THE PROBLEM:
Select and copy out every line in the records containing "Eagle".

MATERIAL FOR THIS EXERCISE:
****************

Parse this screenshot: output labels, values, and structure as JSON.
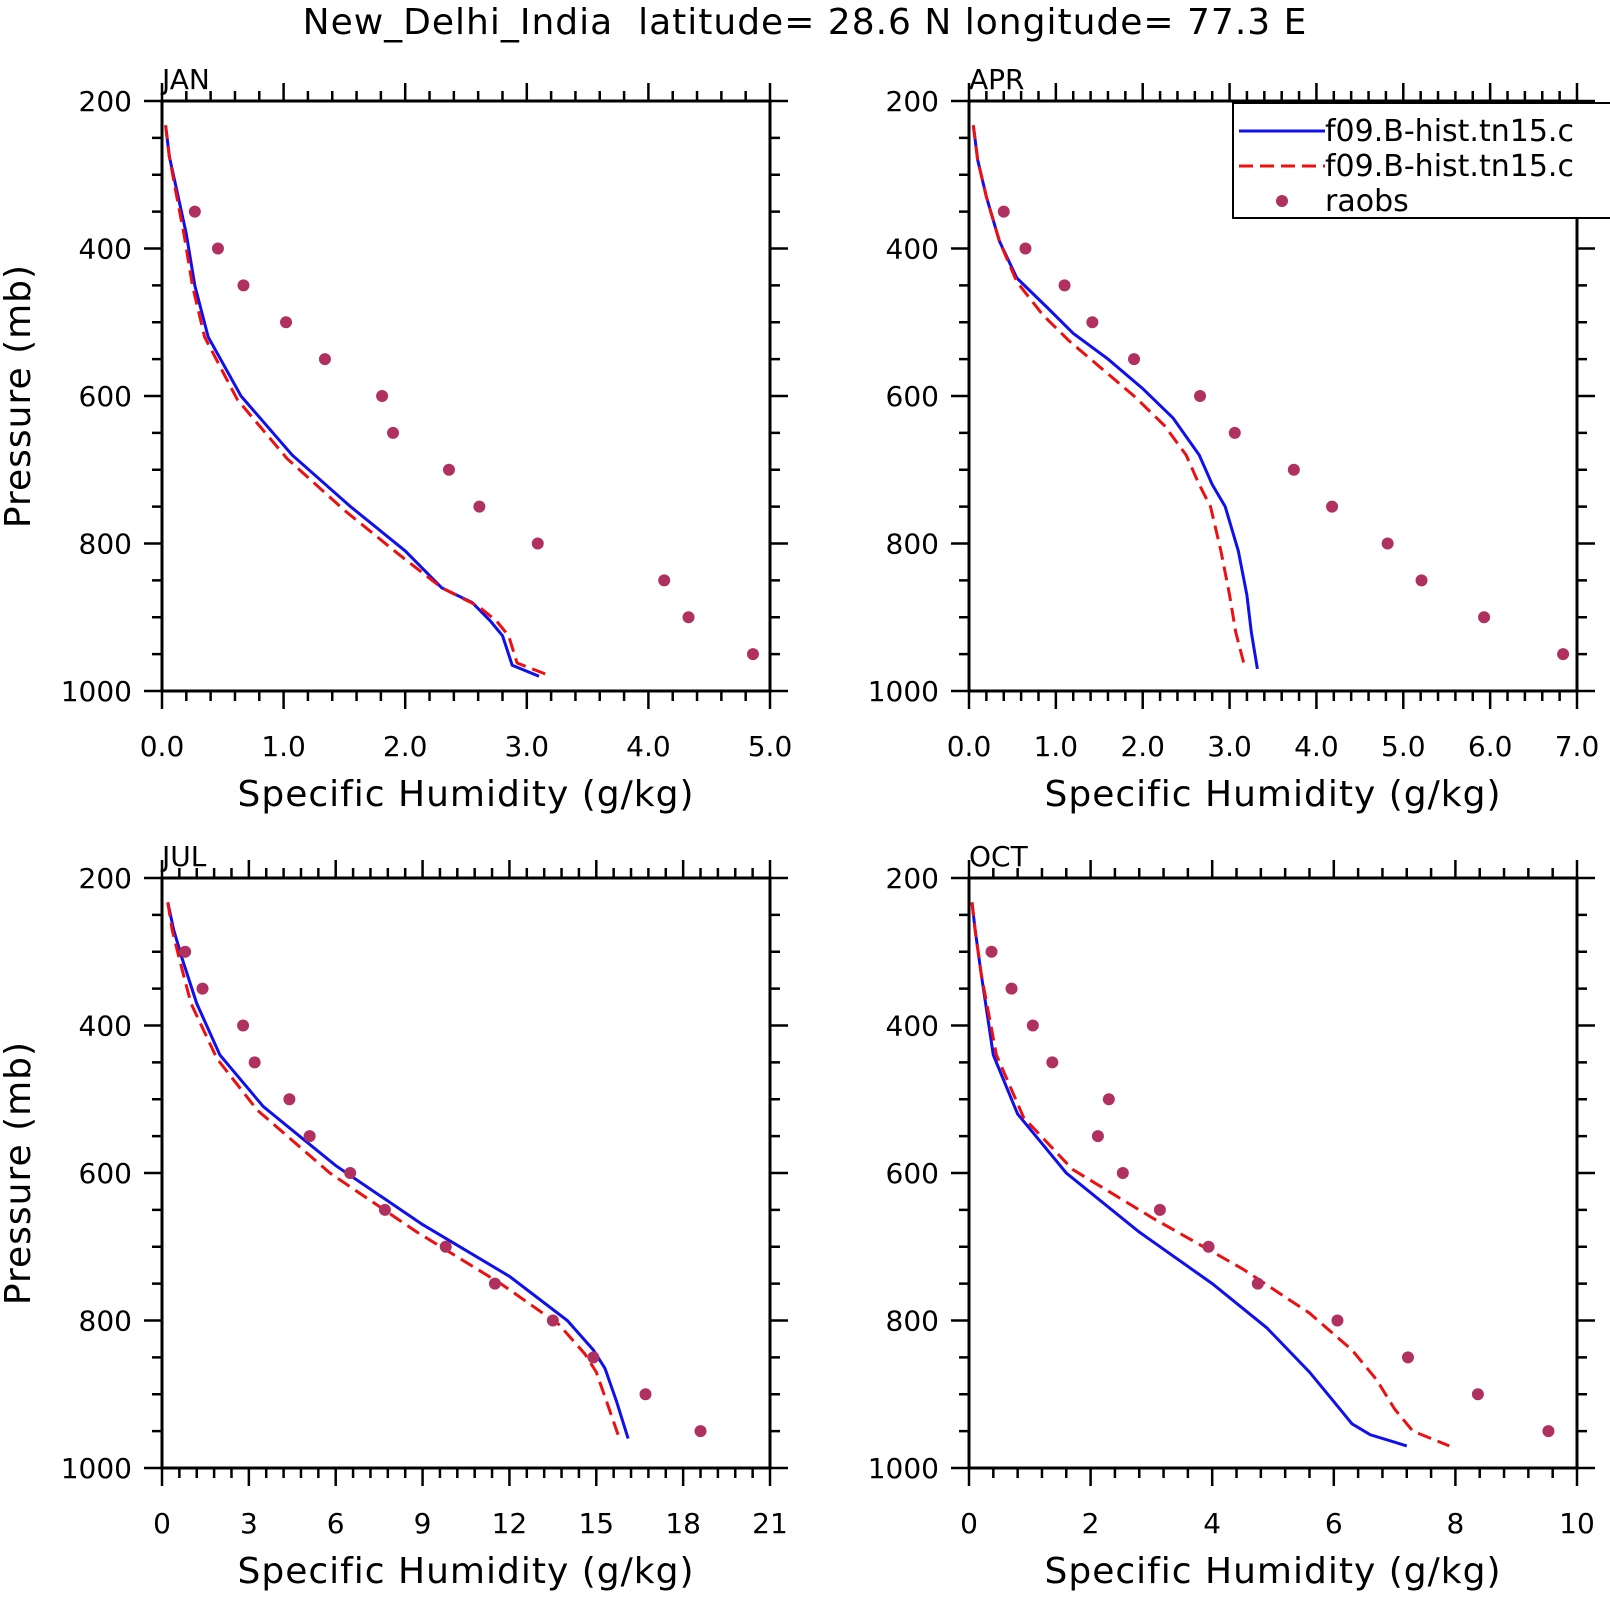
{
  "title": "New_Delhi_India  latitude= 28.6 N longitude= 77.3 E",
  "legend": {
    "entries": [
      {
        "label": "f09.B-hist.tn15.c",
        "color": "#1010ee",
        "style": "solid"
      },
      {
        "label": "f09.B-hist.tn15.c",
        "color": "#ee1010",
        "style": "dashed"
      },
      {
        "label": "raobs",
        "color": "#b03060",
        "style": "dot"
      }
    ]
  },
  "colors": {
    "model_solid": "#1010ee",
    "model_dashed": "#ee1010",
    "raobs": "#b03060"
  },
  "chart_data": [
    {
      "type": "line",
      "panel": "JAN",
      "title": "JAN",
      "xlabel": "Specific Humidity (g/kg)",
      "ylabel": "Pressure (mb)",
      "xlim": [
        0,
        5
      ],
      "ylim": [
        1000,
        200
      ],
      "x_ticks": [
        "0.0",
        "1.0",
        "2.0",
        "3.0",
        "4.0",
        "5.0"
      ],
      "y_ticks": [
        "200",
        "400",
        "600",
        "800",
        "1000"
      ],
      "series": [
        {
          "name": "f09.B-hist.tn15.c",
          "style": "solid",
          "x": [
            0.03,
            0.06,
            0.12,
            0.2,
            0.27,
            0.38,
            0.65,
            1.07,
            1.55,
            2.0,
            2.3,
            2.55,
            2.7,
            2.8,
            2.88,
            3.1
          ],
          "y": [
            233,
            275,
            320,
            380,
            450,
            520,
            600,
            680,
            750,
            810,
            860,
            880,
            905,
            925,
            965,
            980
          ]
        },
        {
          "name": "f09.B-hist.tn15.c",
          "style": "dashed",
          "x": [
            0.03,
            0.06,
            0.11,
            0.18,
            0.25,
            0.35,
            0.62,
            1.03,
            1.5,
            1.95,
            2.3,
            2.6,
            2.75,
            2.85,
            2.92,
            3.17
          ],
          "y": [
            233,
            275,
            320,
            380,
            450,
            520,
            605,
            685,
            755,
            815,
            860,
            885,
            905,
            925,
            962,
            978
          ]
        },
        {
          "name": "raobs",
          "style": "markers",
          "x": [
            0.27,
            0.46,
            0.67,
            1.02,
            1.34,
            1.81,
            1.9,
            2.36,
            2.61,
            3.09,
            4.13,
            4.33,
            4.86
          ],
          "y": [
            350,
            400,
            450,
            500,
            550,
            600,
            650,
            700,
            750,
            800,
            850,
            900,
            950
          ]
        }
      ]
    },
    {
      "type": "line",
      "panel": "APR",
      "title": "APR",
      "xlabel": "Specific Humidity (g/kg)",
      "ylabel": "",
      "xlim": [
        0,
        7
      ],
      "ylim": [
        1000,
        200
      ],
      "x_ticks": [
        "0.0",
        "1.0",
        "2.0",
        "3.0",
        "4.0",
        "5.0",
        "6.0",
        "7.0"
      ],
      "y_ticks": [
        "200",
        "400",
        "600",
        "800",
        "1000"
      ],
      "series": [
        {
          "name": "f09.B-hist.tn15.c",
          "style": "solid",
          "x": [
            0.05,
            0.1,
            0.2,
            0.35,
            0.55,
            0.9,
            1.2,
            1.6,
            2.0,
            2.35,
            2.65,
            2.8,
            2.95,
            3.1,
            3.2,
            3.25,
            3.32
          ],
          "y": [
            233,
            280,
            330,
            390,
            440,
            480,
            515,
            550,
            590,
            630,
            680,
            720,
            750,
            810,
            870,
            920,
            970
          ]
        },
        {
          "name": "f09.B-hist.tn15.c",
          "style": "dashed",
          "x": [
            0.05,
            0.1,
            0.2,
            0.35,
            0.55,
            0.85,
            1.15,
            1.5,
            1.9,
            2.25,
            2.5,
            2.65,
            2.78,
            2.9,
            3.0,
            3.07,
            3.17
          ],
          "y": [
            233,
            280,
            330,
            390,
            445,
            490,
            525,
            560,
            600,
            640,
            680,
            720,
            750,
            810,
            870,
            920,
            965
          ]
        },
        {
          "name": "raobs",
          "style": "markers",
          "x": [
            0.4,
            0.65,
            1.1,
            1.42,
            1.9,
            2.66,
            3.06,
            3.74,
            4.18,
            4.82,
            5.21,
            5.93,
            6.84
          ],
          "y": [
            350,
            400,
            450,
            500,
            550,
            600,
            650,
            700,
            750,
            800,
            850,
            900,
            950
          ]
        }
      ]
    },
    {
      "type": "line",
      "panel": "JUL",
      "title": "JUL",
      "xlabel": "Specific Humidity (g/kg)",
      "ylabel": "Pressure (mb)",
      "xlim": [
        0,
        21
      ],
      "ylim": [
        1000,
        200
      ],
      "x_ticks": [
        "0",
        "3",
        "6",
        "9",
        "12",
        "15",
        "18",
        "21"
      ],
      "y_ticks": [
        "200",
        "400",
        "600",
        "800",
        "1000"
      ],
      "series": [
        {
          "name": "f09.B-hist.tn15.c",
          "style": "solid",
          "x": [
            0.2,
            0.4,
            0.7,
            1.2,
            2.0,
            3.5,
            6.0,
            9.0,
            12.0,
            14.0,
            14.9,
            15.3,
            15.7,
            16.1
          ],
          "y": [
            233,
            270,
            310,
            370,
            440,
            510,
            590,
            670,
            740,
            800,
            840,
            865,
            910,
            960
          ]
        },
        {
          "name": "f09.B-hist.tn15.c",
          "style": "dashed",
          "x": [
            0.2,
            0.35,
            0.6,
            1.0,
            1.9,
            3.3,
            5.8,
            8.8,
            11.7,
            13.7,
            14.6,
            15.0,
            15.4,
            15.8
          ],
          "y": [
            233,
            270,
            310,
            370,
            445,
            515,
            600,
            680,
            750,
            805,
            845,
            870,
            915,
            960
          ]
        },
        {
          "name": "raobs",
          "style": "markers",
          "x": [
            0.8,
            1.4,
            2.8,
            3.2,
            4.4,
            5.1,
            6.5,
            7.7,
            9.8,
            11.5,
            13.5,
            14.9,
            16.7,
            18.6
          ],
          "y": [
            300,
            350,
            400,
            450,
            500,
            550,
            600,
            650,
            700,
            750,
            800,
            850,
            900,
            950
          ]
        }
      ]
    },
    {
      "type": "line",
      "panel": "OCT",
      "title": "OCT",
      "xlabel": "Specific Humidity (g/kg)",
      "ylabel": "",
      "xlim": [
        0,
        10
      ],
      "ylim": [
        1000,
        200
      ],
      "x_ticks": [
        "0",
        "2",
        "4",
        "6",
        "8",
        "10"
      ],
      "y_ticks": [
        "200",
        "400",
        "600",
        "800",
        "1000"
      ],
      "series": [
        {
          "name": "f09.B-hist.tn15.c",
          "style": "solid",
          "x": [
            0.05,
            0.1,
            0.2,
            0.4,
            0.8,
            1.6,
            2.8,
            4.0,
            4.9,
            5.6,
            6.0,
            6.3,
            6.6,
            7.2
          ],
          "y": [
            233,
            270,
            330,
            440,
            520,
            600,
            680,
            750,
            810,
            870,
            910,
            940,
            955,
            970
          ]
        },
        {
          "name": "f09.B-hist.tn15.c",
          "style": "dashed",
          "x": [
            0.05,
            0.1,
            0.2,
            0.45,
            0.9,
            1.7,
            3.0,
            4.5,
            5.6,
            6.3,
            6.7,
            7.0,
            7.3,
            7.9
          ],
          "y": [
            233,
            270,
            330,
            440,
            525,
            595,
            660,
            730,
            790,
            840,
            880,
            920,
            950,
            970
          ]
        },
        {
          "name": "raobs",
          "style": "markers",
          "x": [
            0.37,
            0.7,
            1.05,
            1.37,
            2.3,
            2.12,
            2.53,
            3.14,
            3.94,
            4.75,
            6.06,
            7.22,
            8.37,
            9.53
          ],
          "y": [
            300,
            350,
            400,
            450,
            500,
            550,
            600,
            650,
            700,
            750,
            800,
            850,
            900,
            950
          ]
        }
      ]
    }
  ]
}
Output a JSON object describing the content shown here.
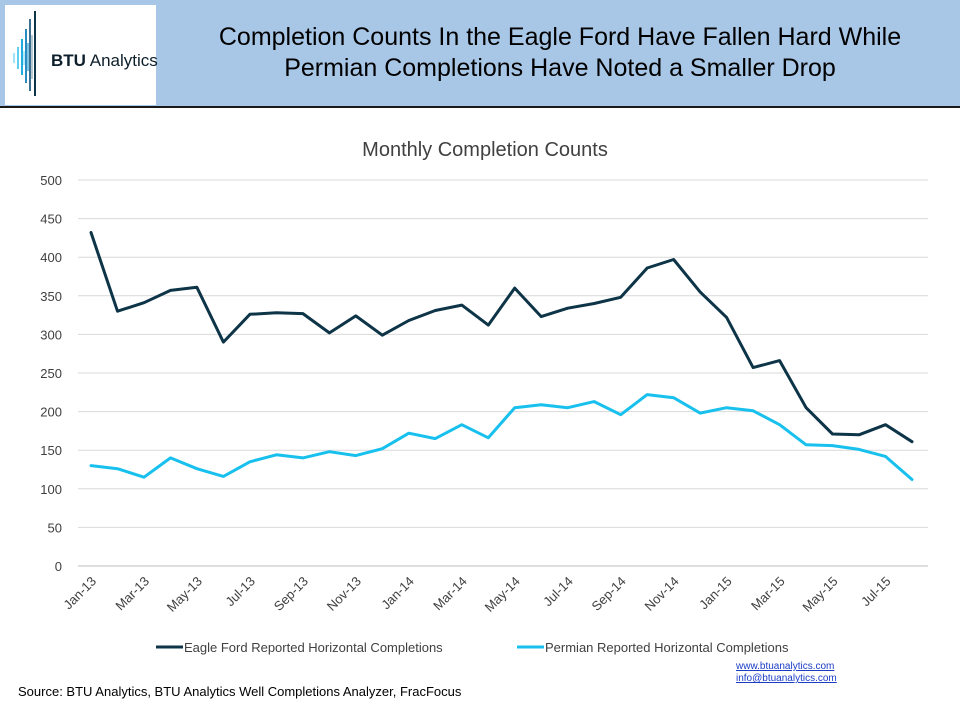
{
  "header": {
    "logo_text_bold": "BTU",
    "logo_text_rest": " Analytics",
    "title_line1": "Completion Counts In the Eagle Ford Have Fallen Hard While",
    "title_line2": "Permian Completions Have Noted a Smaller Drop",
    "background_color": "#a8c6e6"
  },
  "chart_data": {
    "type": "line",
    "title": "Monthly Completion Counts",
    "xlabel": "",
    "ylabel": "",
    "ylim": [
      0,
      500
    ],
    "yticks": [
      0,
      50,
      100,
      150,
      200,
      250,
      300,
      350,
      400,
      450,
      500
    ],
    "grid": true,
    "legend_position": "bottom",
    "categories": [
      "Jan-13",
      "Feb-13",
      "Mar-13",
      "Apr-13",
      "May-13",
      "Jun-13",
      "Jul-13",
      "Aug-13",
      "Sep-13",
      "Oct-13",
      "Nov-13",
      "Dec-13",
      "Jan-14",
      "Feb-14",
      "Mar-14",
      "Apr-14",
      "May-14",
      "Jun-14",
      "Jul-14",
      "Aug-14",
      "Sep-14",
      "Oct-14",
      "Nov-14",
      "Dec-14",
      "Jan-15",
      "Feb-15",
      "Mar-15",
      "Apr-15",
      "May-15",
      "Jun-15",
      "Jul-15",
      "Aug-15"
    ],
    "tick_labels": [
      "Jan-13",
      "Mar-13",
      "May-13",
      "Jul-13",
      "Sep-13",
      "Nov-13",
      "Jan-14",
      "Mar-14",
      "May-14",
      "Jul-14",
      "Sep-14",
      "Nov-14",
      "Jan-15",
      "Mar-15",
      "May-15",
      "Jul-15"
    ],
    "series": [
      {
        "name": "Eagle Ford Reported Horizontal Completions",
        "color": "#0d3447",
        "values": [
          432,
          330,
          341,
          357,
          361,
          290,
          326,
          328,
          327,
          302,
          324,
          299,
          318,
          331,
          338,
          312,
          360,
          323,
          334,
          340,
          348,
          386,
          397,
          355,
          322,
          257,
          266,
          205,
          171,
          170,
          183,
          161
        ]
      },
      {
        "name": "Permian Reported Horizontal Completions",
        "color": "#18c0ee",
        "values": [
          130,
          126,
          115,
          140,
          126,
          116,
          135,
          144,
          140,
          148,
          143,
          152,
          172,
          165,
          183,
          166,
          205,
          209,
          205,
          213,
          196,
          222,
          218,
          198,
          205,
          201,
          183,
          157,
          156,
          151,
          142,
          112
        ]
      }
    ]
  },
  "footer": {
    "source": "Source: BTU Analytics,  BTU Analytics Well Completions Analyzer, FracFocus",
    "website": "www.btuanalytics.com",
    "email": "info@btuanalytics.com"
  }
}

****************

RESULT BELOW:
    "title_line1": "Completion Counts In the Eagle Ford Have Fallen Hard While",
        "name": "Eagle Ford Reported Horizontal Completions",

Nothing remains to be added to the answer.